### Given data
============================================================

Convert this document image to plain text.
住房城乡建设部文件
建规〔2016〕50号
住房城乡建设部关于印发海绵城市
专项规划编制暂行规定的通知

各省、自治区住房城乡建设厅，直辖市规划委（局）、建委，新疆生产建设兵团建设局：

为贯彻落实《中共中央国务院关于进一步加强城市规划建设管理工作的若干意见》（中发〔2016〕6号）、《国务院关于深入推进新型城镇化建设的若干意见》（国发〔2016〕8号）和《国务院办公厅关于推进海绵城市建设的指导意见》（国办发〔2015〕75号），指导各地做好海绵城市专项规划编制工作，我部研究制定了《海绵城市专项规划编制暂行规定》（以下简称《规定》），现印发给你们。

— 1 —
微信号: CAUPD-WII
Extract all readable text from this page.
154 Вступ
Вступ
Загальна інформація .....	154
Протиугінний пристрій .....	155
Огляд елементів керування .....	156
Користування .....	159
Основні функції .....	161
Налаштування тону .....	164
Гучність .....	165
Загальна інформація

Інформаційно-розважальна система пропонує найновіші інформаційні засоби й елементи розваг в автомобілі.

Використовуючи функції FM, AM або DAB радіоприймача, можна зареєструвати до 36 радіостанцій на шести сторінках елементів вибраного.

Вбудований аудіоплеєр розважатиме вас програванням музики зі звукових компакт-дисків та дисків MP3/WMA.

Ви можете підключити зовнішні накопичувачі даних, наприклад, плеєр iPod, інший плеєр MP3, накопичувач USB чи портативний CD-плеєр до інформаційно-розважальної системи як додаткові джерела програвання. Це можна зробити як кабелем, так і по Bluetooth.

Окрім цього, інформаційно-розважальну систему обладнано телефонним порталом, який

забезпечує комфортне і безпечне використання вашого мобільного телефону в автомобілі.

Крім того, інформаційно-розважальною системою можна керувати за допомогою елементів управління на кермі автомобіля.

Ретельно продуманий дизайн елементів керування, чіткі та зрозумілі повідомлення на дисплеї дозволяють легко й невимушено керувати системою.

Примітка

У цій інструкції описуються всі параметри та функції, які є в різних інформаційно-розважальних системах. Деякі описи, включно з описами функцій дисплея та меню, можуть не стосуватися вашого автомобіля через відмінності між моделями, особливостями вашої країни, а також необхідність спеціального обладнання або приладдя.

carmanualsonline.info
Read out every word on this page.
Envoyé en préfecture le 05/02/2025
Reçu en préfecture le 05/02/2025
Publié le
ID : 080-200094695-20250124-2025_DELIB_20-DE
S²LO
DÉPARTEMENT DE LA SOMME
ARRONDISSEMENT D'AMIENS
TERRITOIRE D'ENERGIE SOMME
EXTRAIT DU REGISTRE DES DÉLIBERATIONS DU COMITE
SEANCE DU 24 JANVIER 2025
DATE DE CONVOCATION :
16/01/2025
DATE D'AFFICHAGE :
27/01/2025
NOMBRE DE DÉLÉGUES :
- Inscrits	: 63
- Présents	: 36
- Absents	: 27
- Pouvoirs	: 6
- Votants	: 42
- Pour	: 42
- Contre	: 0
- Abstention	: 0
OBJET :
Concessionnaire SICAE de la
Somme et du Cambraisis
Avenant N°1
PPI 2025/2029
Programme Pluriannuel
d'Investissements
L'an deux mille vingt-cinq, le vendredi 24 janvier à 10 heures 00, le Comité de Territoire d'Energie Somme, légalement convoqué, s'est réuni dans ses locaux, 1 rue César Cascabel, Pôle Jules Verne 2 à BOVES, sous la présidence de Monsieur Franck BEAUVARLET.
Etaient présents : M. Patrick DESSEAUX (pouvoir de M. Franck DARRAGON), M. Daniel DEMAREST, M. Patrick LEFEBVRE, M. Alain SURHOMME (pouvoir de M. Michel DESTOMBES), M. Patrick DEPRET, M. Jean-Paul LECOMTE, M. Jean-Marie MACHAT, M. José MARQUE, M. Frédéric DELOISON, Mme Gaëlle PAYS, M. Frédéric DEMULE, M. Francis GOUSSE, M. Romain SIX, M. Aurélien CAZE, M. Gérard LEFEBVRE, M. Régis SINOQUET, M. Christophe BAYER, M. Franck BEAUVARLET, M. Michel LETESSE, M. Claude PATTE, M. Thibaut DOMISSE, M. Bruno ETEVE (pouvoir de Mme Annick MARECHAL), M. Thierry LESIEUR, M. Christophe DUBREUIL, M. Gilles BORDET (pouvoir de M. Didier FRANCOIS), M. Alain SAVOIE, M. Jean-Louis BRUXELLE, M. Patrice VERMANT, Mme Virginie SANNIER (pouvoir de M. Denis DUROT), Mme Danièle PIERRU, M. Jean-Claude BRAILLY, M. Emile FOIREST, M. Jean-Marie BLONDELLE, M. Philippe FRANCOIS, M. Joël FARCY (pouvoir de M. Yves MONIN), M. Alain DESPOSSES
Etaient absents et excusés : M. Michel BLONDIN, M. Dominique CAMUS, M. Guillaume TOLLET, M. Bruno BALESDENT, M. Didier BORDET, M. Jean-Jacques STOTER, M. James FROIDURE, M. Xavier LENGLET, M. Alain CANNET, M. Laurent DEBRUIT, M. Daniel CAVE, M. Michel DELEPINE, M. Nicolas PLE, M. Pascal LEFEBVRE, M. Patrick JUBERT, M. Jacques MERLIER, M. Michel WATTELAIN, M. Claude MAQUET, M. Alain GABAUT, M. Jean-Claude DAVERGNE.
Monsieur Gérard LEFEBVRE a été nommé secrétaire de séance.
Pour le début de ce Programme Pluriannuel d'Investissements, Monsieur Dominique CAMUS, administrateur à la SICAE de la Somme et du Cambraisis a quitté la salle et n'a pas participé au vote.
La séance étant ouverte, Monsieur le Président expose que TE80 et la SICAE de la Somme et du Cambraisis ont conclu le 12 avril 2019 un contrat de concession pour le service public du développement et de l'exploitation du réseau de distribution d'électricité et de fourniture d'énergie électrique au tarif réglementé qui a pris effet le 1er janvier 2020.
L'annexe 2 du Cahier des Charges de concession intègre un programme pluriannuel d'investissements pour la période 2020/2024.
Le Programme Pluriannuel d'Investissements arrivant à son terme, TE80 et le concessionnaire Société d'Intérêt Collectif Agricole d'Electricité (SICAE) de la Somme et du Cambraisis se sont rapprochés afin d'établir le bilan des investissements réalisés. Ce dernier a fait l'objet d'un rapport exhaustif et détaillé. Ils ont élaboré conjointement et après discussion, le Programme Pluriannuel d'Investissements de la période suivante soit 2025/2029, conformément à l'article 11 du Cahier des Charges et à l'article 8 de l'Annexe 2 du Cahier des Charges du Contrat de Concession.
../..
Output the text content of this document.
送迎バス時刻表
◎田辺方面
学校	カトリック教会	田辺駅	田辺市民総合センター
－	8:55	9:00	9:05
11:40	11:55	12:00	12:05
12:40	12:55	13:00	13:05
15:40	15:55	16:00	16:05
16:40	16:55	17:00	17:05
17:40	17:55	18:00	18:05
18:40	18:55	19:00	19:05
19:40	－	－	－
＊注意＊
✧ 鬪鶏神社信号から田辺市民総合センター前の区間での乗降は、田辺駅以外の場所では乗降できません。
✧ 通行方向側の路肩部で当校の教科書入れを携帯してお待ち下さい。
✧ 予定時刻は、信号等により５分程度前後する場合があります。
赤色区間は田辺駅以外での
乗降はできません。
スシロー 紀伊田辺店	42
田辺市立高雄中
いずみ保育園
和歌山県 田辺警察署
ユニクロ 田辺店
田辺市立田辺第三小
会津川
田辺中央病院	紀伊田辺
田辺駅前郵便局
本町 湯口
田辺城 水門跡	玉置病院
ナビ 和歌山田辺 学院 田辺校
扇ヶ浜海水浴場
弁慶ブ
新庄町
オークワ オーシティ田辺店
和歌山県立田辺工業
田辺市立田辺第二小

============================================================

Give the listing again, word for word.

Convert this document image to plain text.
住房城乡建设部文件
建规〔2016〕50号
住房城乡建设部关于印发海绵城市
专项规划编制暂行规定的通知

各省、自治区住房城乡建设厅，直辖市规划委（局）、建委，新疆生产建设兵团建设局：

为贯彻落实《中共中央国务院关于进一步加强城市规划建设管理工作的若干意见》（中发〔2016〕6号）、《国务院关于深入推进新型城镇化建设的若干意见》（国发〔2016〕8号）和《国务院办公厅关于推进海绵城市建设的指导意见》（国办发〔2015〕75号），指导各地做好海绵城市专项规划编制工作，我部研究制定了《海绵城市专项规划编制暂行规定》（以下简称《规定》），现印发给你们。

— 1 —
微信号: CAUPD-WII
Extract all readable text from this page.
154 Вступ
Вступ
Загальна інформація .....	154
Протиугінний пристрій .....	155
Огляд елементів керування .....	156
Користування .....	159
Основні функції .....	161
Налаштування тону .....	164
Гучність .....	165
Загальна інформація

Інформаційно-розважальна система пропонує найновіші інформаційні засоби й елементи розваг в автомобілі.

Використовуючи функції FM, AM або DAB радіоприймача, можна зареєструвати до 36 радіостанцій на шести сторінках елементів вибраного.

Вбудований аудіоплеєр розважатиме вас програванням музики зі звукових компакт-дисків та дисків MP3/WMA.

Ви можете підключити зовнішні накопичувачі даних, наприклад, плеєр iPod, інший плеєр MP3, накопичувач USB чи портативний CD-плеєр до інформаційно-розважальної системи як додаткові джерела програвання. Це можна зробити як кабелем, так і по Bluetooth.

Окрім цього, інформаційно-розважальну систему обладнано телефонним порталом, який

забезпечує комфортне і безпечне використання вашого мобільного телефону в автомобілі.

Крім того, інформаційно-розважальною системою можна керувати за допомогою елементів управління на кермі автомобіля.

Ретельно продуманий дизайн елементів керування, чіткі та зрозумілі повідомлення на дисплеї дозволяють легко й невимушено керувати системою.

Примітка

У цій інструкції описуються всі параметри та функції, які є в різних інформаційно-розважальних системах. Деякі описи, включно з описами функцій дисплея та меню, можуть не стосуватися вашого автомобіля через відмінності між моделями, особливостями вашої країни, а також необхідність спеціального обладнання або приладдя.

carmanualsonline.info
Read out every word on this page.
Envoyé en préfecture le 05/02/2025
Reçu en préfecture le 05/02/2025
Publié le
ID : 080-200094695-20250124-2025_DELIB_20-DE
S²LO
DÉPARTEMENT DE LA SOMME
ARRONDISSEMENT D'AMIENS
TERRITOIRE D'ENERGIE SOMME
EXTRAIT DU REGISTRE DES DÉLIBERATIONS DU COMITE
SEANCE DU 24 JANVIER 2025
DATE DE CONVOCATION :
16/01/2025
DATE D'AFFICHAGE :
27/01/2025
NOMBRE DE DÉLÉGUES :
- Inscrits	: 63
- Présents	: 36
- Absents	: 27
- Pouvoirs	: 6
- Votants	: 42
- Pour	: 42
- Contre	: 0
- Abstention	: 0
OBJET :
Concessionnaire SICAE de la
Somme et du Cambraisis
Avenant N°1
PPI 2025/2029
Programme Pluriannuel
d'Investissements
L'an deux mille vingt-cinq, le vendredi 24 janvier à 10 heures 00, le Comité de Territoire d'Energie Somme, légalement convoqué, s'est réuni dans ses locaux, 1 rue César Cascabel, Pôle Jules Verne 2 à BOVES, sous la présidence de Monsieur Franck BEAUVARLET.
Etaient présents : M. Patrick DESSEAUX (pouvoir de M. Franck DARRAGON), M. Daniel DEMAREST, M. Patrick LEFEBVRE, M. Alain SURHOMME (pouvoir de M. Michel DESTOMBES), M. Patrick DEPRET, M. Jean-Paul LECOMTE, M. Jean-Marie MACHAT, M. José MARQUE, M. Frédéric DELOISON, Mme Gaëlle PAYS, M. Frédéric DEMULE, M. Francis GOUSSE, M. Romain SIX, M. Aurélien CAZE, M. Gérard LEFEBVRE, M. Régis SINOQUET, M. Christophe BAYER, M. Franck BEAUVARLET, M. Michel LETESSE, M. Claude PATTE, M. Thibaut DOMISSE, M. Bruno ETEVE (pouvoir de Mme Annick MARECHAL), M. Thierry LESIEUR, M. Christophe DUBREUIL, M. Gilles BORDET (pouvoir de M. Didier FRANCOIS), M. Alain SAVOIE, M. Jean-Louis BRUXELLE, M. Patrice VERMANT, Mme Virginie SANNIER (pouvoir de M. Denis DUROT), Mme Danièle PIERRU, M. Jean-Claude BRAILLY, M. Emile FOIREST, M. Jean-Marie BLONDELLE, M. Philippe FRANCOIS, M. Joël FARCY (pouvoir de M. Yves MONIN), M. Alain DESPOSSES
Etaient absents et excusés : M. Michel BLONDIN, M. Dominique CAMUS, M. Guillaume TOLLET, M. Bruno BALESDENT, M. Didier BORDET, M. Jean-Jacques STOTER, M. James FROIDURE, M. Xavier LENGLET, M. Alain CANNET, M. Laurent DEBRUIT, M. Daniel CAVE, M. Michel DELEPINE, M. Nicolas PLE, M. Pascal LEFEBVRE, M. Patrick JUBERT, M. Jacques MERLIER, M. Michel WATTELAIN, M. Claude MAQUET, M. Alain GABAUT, M. Jean-Claude DAVERGNE.
Monsieur Gérard LEFEBVRE a été nommé secrétaire de séance.
Pour le début de ce Programme Pluriannuel d'Investissements, Monsieur Dominique CAMUS, administrateur à la SICAE de la Somme et du Cambraisis a quitté la salle et n'a pas participé au vote.
La séance étant ouverte, Monsieur le Président expose que TE80 et la SICAE de la Somme et du Cambraisis ont conclu le 12 avril 2019 un contrat de concession pour le service public du développement et de l'exploitation du réseau de distribution d'électricité et de fourniture d'énergie électrique au tarif réglementé qui a pris effet le 1er janvier 2020.
L'annexe 2 du Cahier des Charges de concession intègre un programme pluriannuel d'investissements pour la période 2020/2024.
Le Programme Pluriannuel d'Investissements arrivant à son terme, TE80 et le concessionnaire Société d'Intérêt Collectif Agricole d'Electricité (SICAE) de la Somme et du Cambraisis se sont rapprochés afin d'établir le bilan des investissements réalisés. Ce dernier a fait l'objet d'un rapport exhaustif et détaillé. Ils ont élaboré conjointement et après discussion, le Programme Pluriannuel d'Investissements de la période suivante soit 2025/2029, conformément à l'article 11 du Cahier des Charges et à l'article 8 de l'Annexe 2 du Cahier des Charges du Contrat de Concession.
../..
Output the text content of this document.
送迎バス時刻表
◎田辺方面
学校	カトリック教会	田辺駅	田辺市民総合センター
－	8:55	9:00	9:05
11:40	11:55	12:00	12:05
12:40	12:55	13:00	13:05
15:40	15:55	16:00	16:05
16:40	16:55	17:00	17:05
17:40	17:55	18:00	18:05
18:40	18:55	19:00	19:05
19:40	－	－	－
＊注意＊
✧ 鬪鶏神社信号から田辺市民総合センター前の区間での乗降は、田辺駅以外の場所では乗降できません。
✧ 通行方向側の路肩部で当校の教科書入れを携帯してお待ち下さい。
✧ 予定時刻は、信号等により５分程度前後する場合があります。
赤色区間は田辺駅以外での
乗降はできません。
スシロー 紀伊田辺店	42
田辺市立高雄中
いずみ保育園
和歌山県 田辺警察署
ユニクロ 田辺店
田辺市立田辺第三小
会津川
田辺中央病院	紀伊田辺
田辺駅前郵便局
本町 湯口
田辺城 水門跡	玉置病院
ナビ 和歌山田辺 学院 田辺校
扇ヶ浜海水浴場
弁慶ブ
新庄町
オークワ オーシティ田辺店
和歌山県立田辺工業
田辺市立田辺第二小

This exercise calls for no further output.